| Instructions for the task |
Copy out the listing that follows, exact in every word, and skip the images.

| Recorded information |
-*-*-

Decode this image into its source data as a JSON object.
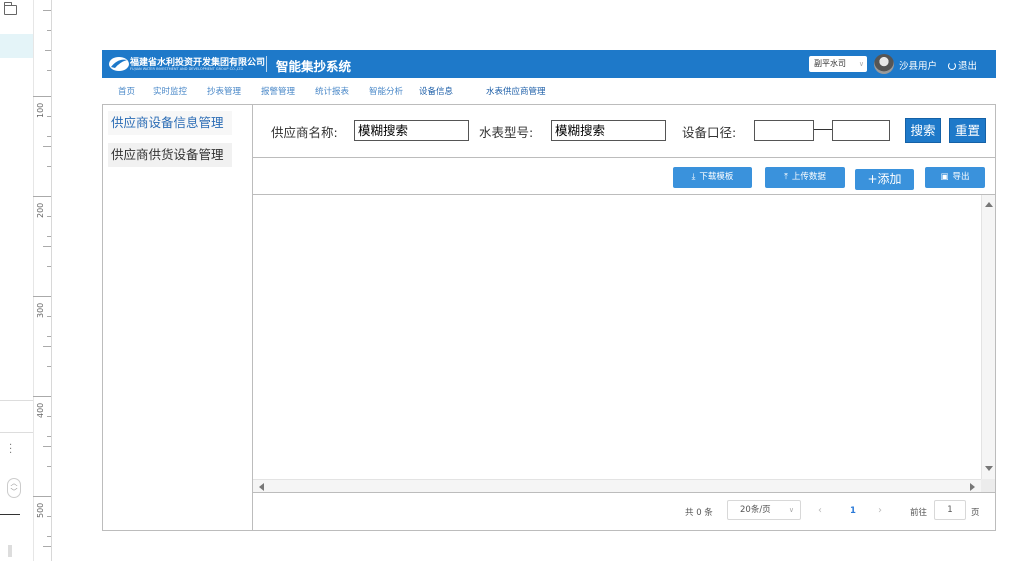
{
  "ruler": {
    "labels": [
      "100",
      "200",
      "300",
      "400",
      "500"
    ]
  },
  "header": {
    "org_name_cn": "福建省水利投资开发集团有限公司",
    "org_name_en": "FUJIAN WATER INVESTMENT AND DEVELOPMENT GROUP CO.,LTD",
    "system_title": "智能集抄系统",
    "company_select": "副平水司",
    "user_name": "沙县用户",
    "logout_label": "退出"
  },
  "nav": {
    "items": [
      "首页",
      "实时监控",
      "抄表管理",
      "报警管理",
      "统计报表",
      "智能分析",
      "设备信息",
      "水表供应商管理"
    ]
  },
  "sidebar": {
    "items": [
      "供应商设备信息管理",
      "供应商供货设备管理"
    ]
  },
  "filters": {
    "supplier_label": "供应商名称:",
    "supplier_value": "模糊搜索",
    "meter_model_label": "水表型号:",
    "meter_model_value": "模糊搜索",
    "caliber_label": "设备口径:",
    "caliber_from": "",
    "caliber_to": "",
    "search_button": "搜索",
    "reset_button": "重置"
  },
  "actions": {
    "download_template": "下载模板",
    "upload_data": "上传数据",
    "add": "+添加",
    "export": "导出"
  },
  "pagination": {
    "total_text": "共 0 条",
    "page_size": "20条/页",
    "current_page": "1",
    "goto_label": "前往",
    "goto_value": "1",
    "page_unit": "页"
  },
  "colors": {
    "primary": "#1e79c9",
    "action_button": "#3a92dc",
    "nav_text": "#4a88c8",
    "border": "#bcbcbc"
  }
}
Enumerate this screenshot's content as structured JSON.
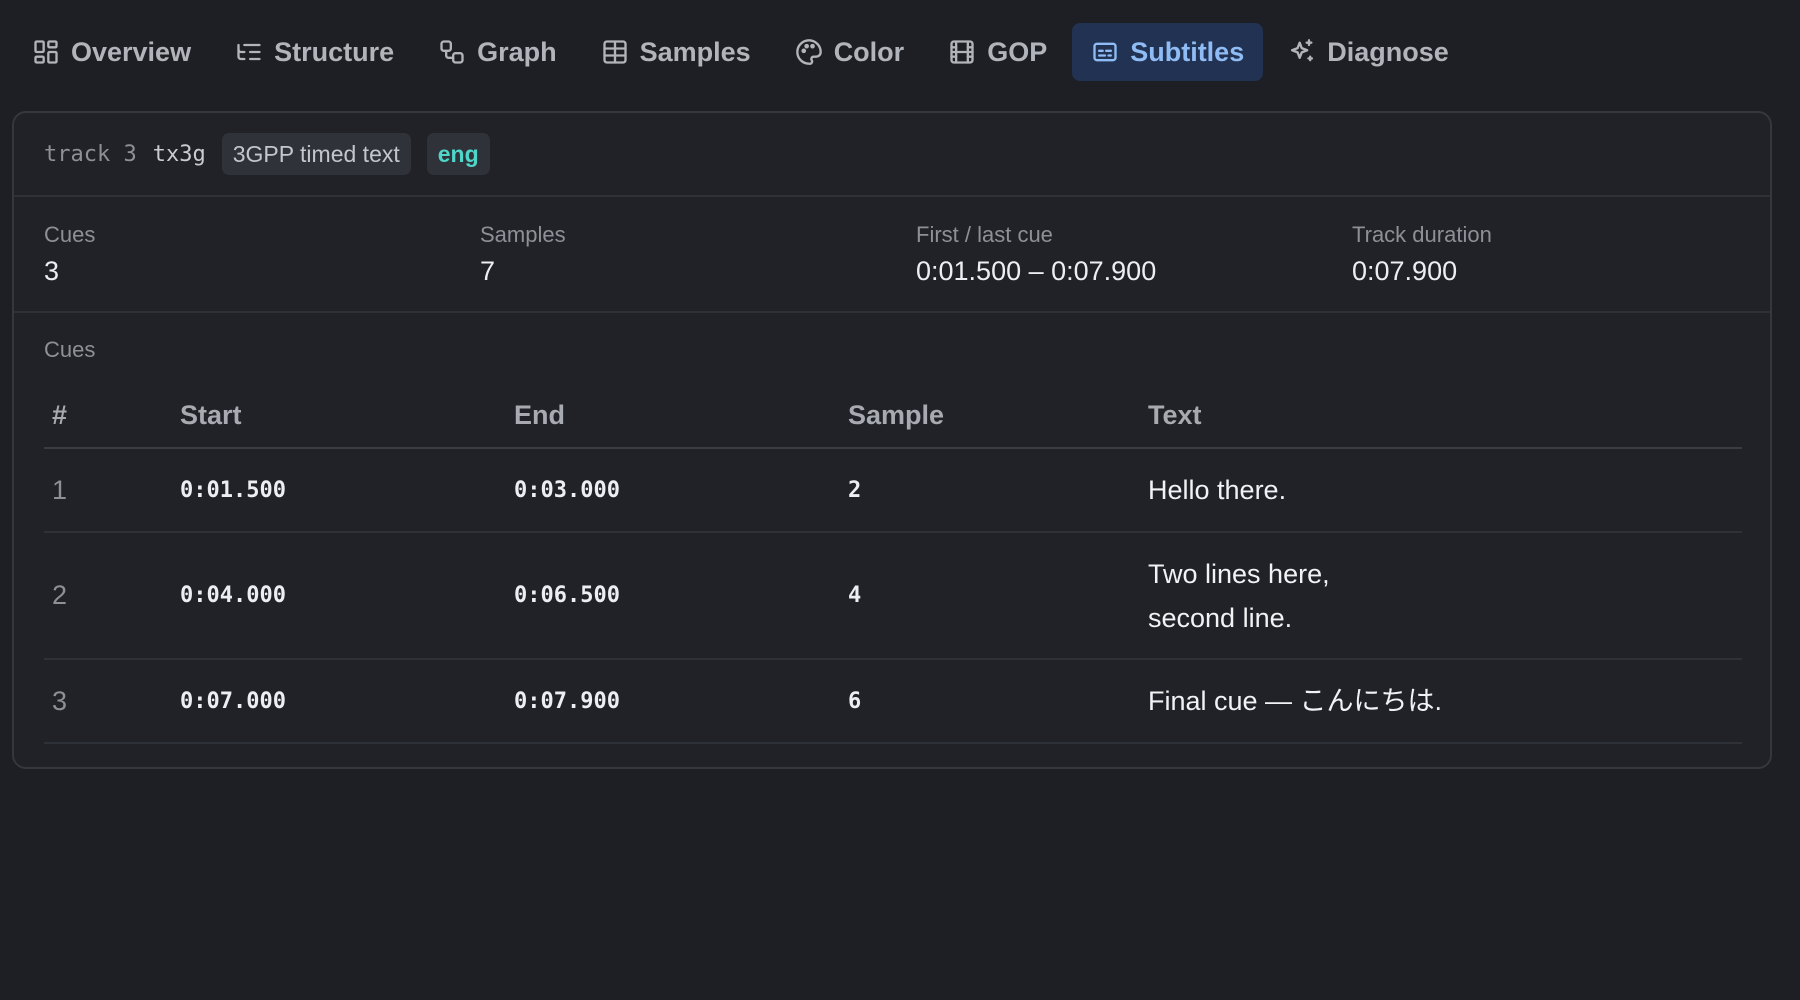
{
  "tabs": [
    {
      "label": "Overview",
      "icon": "grid-icon"
    },
    {
      "label": "Structure",
      "icon": "list-tree-icon"
    },
    {
      "label": "Graph",
      "icon": "graph-nodes-icon"
    },
    {
      "label": "Samples",
      "icon": "table-icon"
    },
    {
      "label": "Color",
      "icon": "palette-icon"
    },
    {
      "label": "GOP",
      "icon": "film-icon"
    },
    {
      "label": "Subtitles",
      "icon": "captions-icon",
      "active": true
    },
    {
      "label": "Diagnose",
      "icon": "sparkles-icon"
    }
  ],
  "track": {
    "id_label": "track 3",
    "codec": "tx3g",
    "type_badge": "3GPP timed text",
    "language_badge": "eng"
  },
  "stats": {
    "cues": {
      "label": "Cues",
      "value": "3"
    },
    "samples": {
      "label": "Samples",
      "value": "7"
    },
    "first_last": {
      "label": "First / last cue",
      "value": "0:01.500 – 0:07.900"
    },
    "duration": {
      "label": "Track duration",
      "value": "0:07.900"
    }
  },
  "cues_section_label": "Cues",
  "table": {
    "headers": [
      "#",
      "Start",
      "End",
      "Sample",
      "Text"
    ],
    "rows": [
      {
        "index": "1",
        "start": "0:01.500",
        "end": "0:03.000",
        "sample": "2",
        "text": "Hello there."
      },
      {
        "index": "2",
        "start": "0:04.000",
        "end": "0:06.500",
        "sample": "4",
        "text_line1": "Two lines here,",
        "text_line2": "second line."
      },
      {
        "index": "3",
        "start": "0:07.000",
        "end": "0:07.900",
        "sample": "6",
        "text": "Final cue — こんにちは."
      }
    ]
  },
  "colors": {
    "background": "#1e1f24",
    "active_tab_bg": "#223252",
    "active_tab_text": "#8fbcf5",
    "language_badge": "#4fd6c9"
  }
}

-*-*-

| Task response |
Decode this image into its source data as a JSON object.
{
  "ruler": {
    "labels": [
      "100",
      "200",
      "300",
      "400",
      "500"
    ]
  },
  "header": {
    "org_name_cn": "福建省水利投资开发集团有限公司",
    "org_name_en": "FUJIAN WATER INVESTMENT AND DEVELOPMENT GROUP CO.,LTD",
    "system_title": "智能集抄系统",
    "company_select": "副平水司",
    "user_name": "沙县用户",
    "logout_label": "退出"
  },
  "nav": {
    "items": [
      "首页",
      "实时监控",
      "抄表管理",
      "报警管理",
      "统计报表",
      "智能分析",
      "设备信息",
      "水表供应商管理"
    ]
  },
  "sidebar": {
    "items": [
      "供应商设备信息管理",
      "供应商供货设备管理"
    ]
  },
  "filters": {
    "supplier_label": "供应商名称:",
    "supplier_value": "模糊搜索",
    "meter_model_label": "水表型号:",
    "meter_model_value": "模糊搜索",
    "caliber_label": "设备口径:",
    "caliber_from": "",
    "caliber_to": "",
    "search_button": "搜索",
    "reset_button": "重置"
  },
  "actions": {
    "download_template": "下载模板",
    "upload_data": "上传数据",
    "add": "+添加",
    "export": "导出"
  },
  "pagination": {
    "total_text": "共 0 条",
    "page_size": "20条/页",
    "current_page": "1",
    "goto_label": "前往",
    "goto_value": "1",
    "page_unit": "页"
  },
  "colors": {
    "primary": "#1e79c9",
    "action_button": "#3a92dc",
    "nav_text": "#4a88c8",
    "border": "#bcbcbc"
  }
}
Enumerate this screenshot's content as structured JSON.
{
  "tabs": [
    {
      "label": "Overview",
      "icon": "grid-icon"
    },
    {
      "label": "Structure",
      "icon": "list-tree-icon"
    },
    {
      "label": "Graph",
      "icon": "graph-nodes-icon"
    },
    {
      "label": "Samples",
      "icon": "table-icon"
    },
    {
      "label": "Color",
      "icon": "palette-icon"
    },
    {
      "label": "GOP",
      "icon": "film-icon"
    },
    {
      "label": "Subtitles",
      "icon": "captions-icon",
      "active": true
    },
    {
      "label": "Diagnose",
      "icon": "sparkles-icon"
    }
  ],
  "track": {
    "id_label": "track 3",
    "codec": "tx3g",
    "type_badge": "3GPP timed text",
    "language_badge": "eng"
  },
  "stats": {
    "cues": {
      "label": "Cues",
      "value": "3"
    },
    "samples": {
      "label": "Samples",
      "value": "7"
    },
    "first_last": {
      "label": "First / last cue",
      "value": "0:01.500 – 0:07.900"
    },
    "duration": {
      "label": "Track duration",
      "value": "0:07.900"
    }
  },
  "cues_section_label": "Cues",
  "table": {
    "headers": [
      "#",
      "Start",
      "End",
      "Sample",
      "Text"
    ],
    "rows": [
      {
        "index": "1",
        "start": "0:01.500",
        "end": "0:03.000",
        "sample": "2",
        "text": "Hello there."
      },
      {
        "index": "2",
        "start": "0:04.000",
        "end": "0:06.500",
        "sample": "4",
        "text_line1": "Two lines here,",
        "text_line2": "second line."
      },
      {
        "index": "3",
        "start": "0:07.000",
        "end": "0:07.900",
        "sample": "6",
        "text": "Final cue — こんにちは."
      }
    ]
  },
  "colors": {
    "background": "#1e1f24",
    "active_tab_bg": "#223252",
    "active_tab_text": "#8fbcf5",
    "language_badge": "#4fd6c9"
  }
}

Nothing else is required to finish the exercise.